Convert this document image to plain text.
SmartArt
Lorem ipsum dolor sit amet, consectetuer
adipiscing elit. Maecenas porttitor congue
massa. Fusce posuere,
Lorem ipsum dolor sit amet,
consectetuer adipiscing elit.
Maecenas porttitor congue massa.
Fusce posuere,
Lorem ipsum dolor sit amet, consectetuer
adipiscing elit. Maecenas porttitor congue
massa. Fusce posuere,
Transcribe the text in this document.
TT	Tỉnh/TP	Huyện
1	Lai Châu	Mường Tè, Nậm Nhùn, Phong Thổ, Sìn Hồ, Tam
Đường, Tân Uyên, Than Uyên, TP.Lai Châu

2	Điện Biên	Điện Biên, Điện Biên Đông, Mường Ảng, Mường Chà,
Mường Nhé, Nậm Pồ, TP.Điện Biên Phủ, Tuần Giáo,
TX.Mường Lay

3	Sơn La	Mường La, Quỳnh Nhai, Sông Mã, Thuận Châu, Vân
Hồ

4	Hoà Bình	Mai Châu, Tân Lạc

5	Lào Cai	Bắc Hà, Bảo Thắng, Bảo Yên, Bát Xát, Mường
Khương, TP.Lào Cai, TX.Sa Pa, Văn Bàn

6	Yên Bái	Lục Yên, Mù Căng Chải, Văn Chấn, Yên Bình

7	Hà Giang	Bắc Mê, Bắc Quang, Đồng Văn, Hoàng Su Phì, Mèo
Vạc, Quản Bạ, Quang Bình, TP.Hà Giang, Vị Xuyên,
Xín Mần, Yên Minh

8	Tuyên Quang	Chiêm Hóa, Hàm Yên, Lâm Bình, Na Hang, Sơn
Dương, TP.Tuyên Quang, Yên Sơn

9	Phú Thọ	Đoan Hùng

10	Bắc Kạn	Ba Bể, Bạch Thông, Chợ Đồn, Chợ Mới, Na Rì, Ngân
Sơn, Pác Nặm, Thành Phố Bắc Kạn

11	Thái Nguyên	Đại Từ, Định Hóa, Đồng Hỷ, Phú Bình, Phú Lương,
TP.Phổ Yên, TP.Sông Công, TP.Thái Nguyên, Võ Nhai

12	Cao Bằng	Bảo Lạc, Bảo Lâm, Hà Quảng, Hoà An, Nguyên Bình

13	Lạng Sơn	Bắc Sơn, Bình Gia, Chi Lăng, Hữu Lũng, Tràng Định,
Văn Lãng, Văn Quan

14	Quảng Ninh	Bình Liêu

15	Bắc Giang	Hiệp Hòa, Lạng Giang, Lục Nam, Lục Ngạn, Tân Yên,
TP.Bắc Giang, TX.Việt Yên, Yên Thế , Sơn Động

---

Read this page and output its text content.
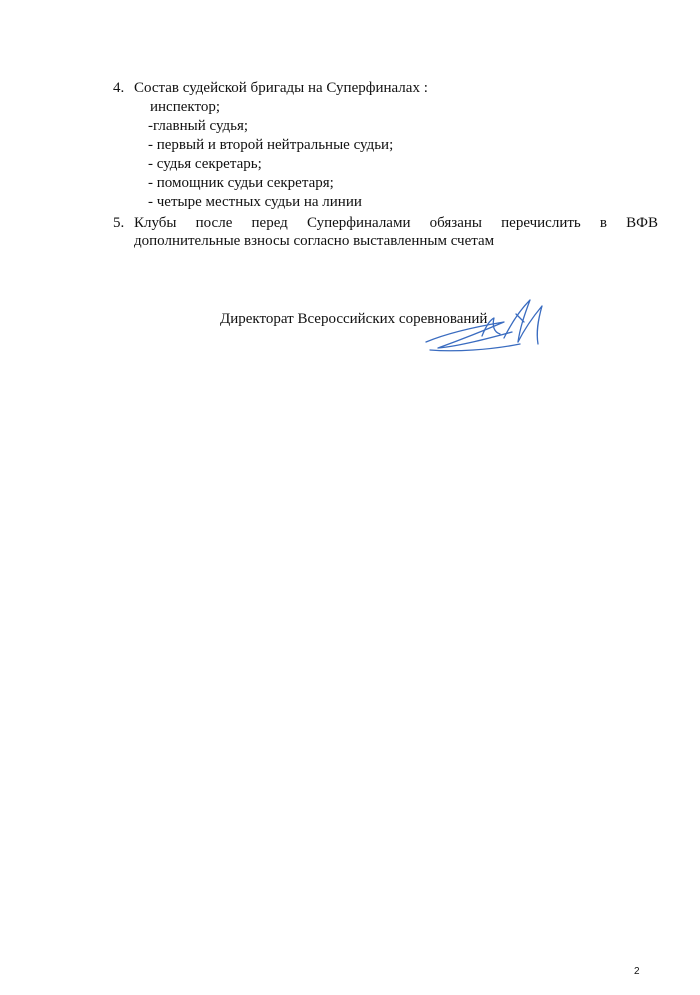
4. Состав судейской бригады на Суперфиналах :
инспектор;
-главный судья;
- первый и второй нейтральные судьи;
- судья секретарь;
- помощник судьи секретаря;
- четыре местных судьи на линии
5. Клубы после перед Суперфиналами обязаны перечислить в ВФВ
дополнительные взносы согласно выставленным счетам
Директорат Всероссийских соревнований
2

**WHAT YOU SHOULD DO:**
In the records above, locate each line with the word "Nguyên". Copy all such lines.

**EXERCISE SOLUTION:**
11	Thái Nguyên	Đại Từ, Định Hóa, Đồng Hỷ, Phú Bình, Phú Lương,
TP.Phổ Yên, TP.Sông Công, TP.Thái Nguyên, Võ Nhai
12	Cao Bằng	Bảo Lạc, Bảo Lâm, Hà Quảng, Hoà An, Nguyên Bình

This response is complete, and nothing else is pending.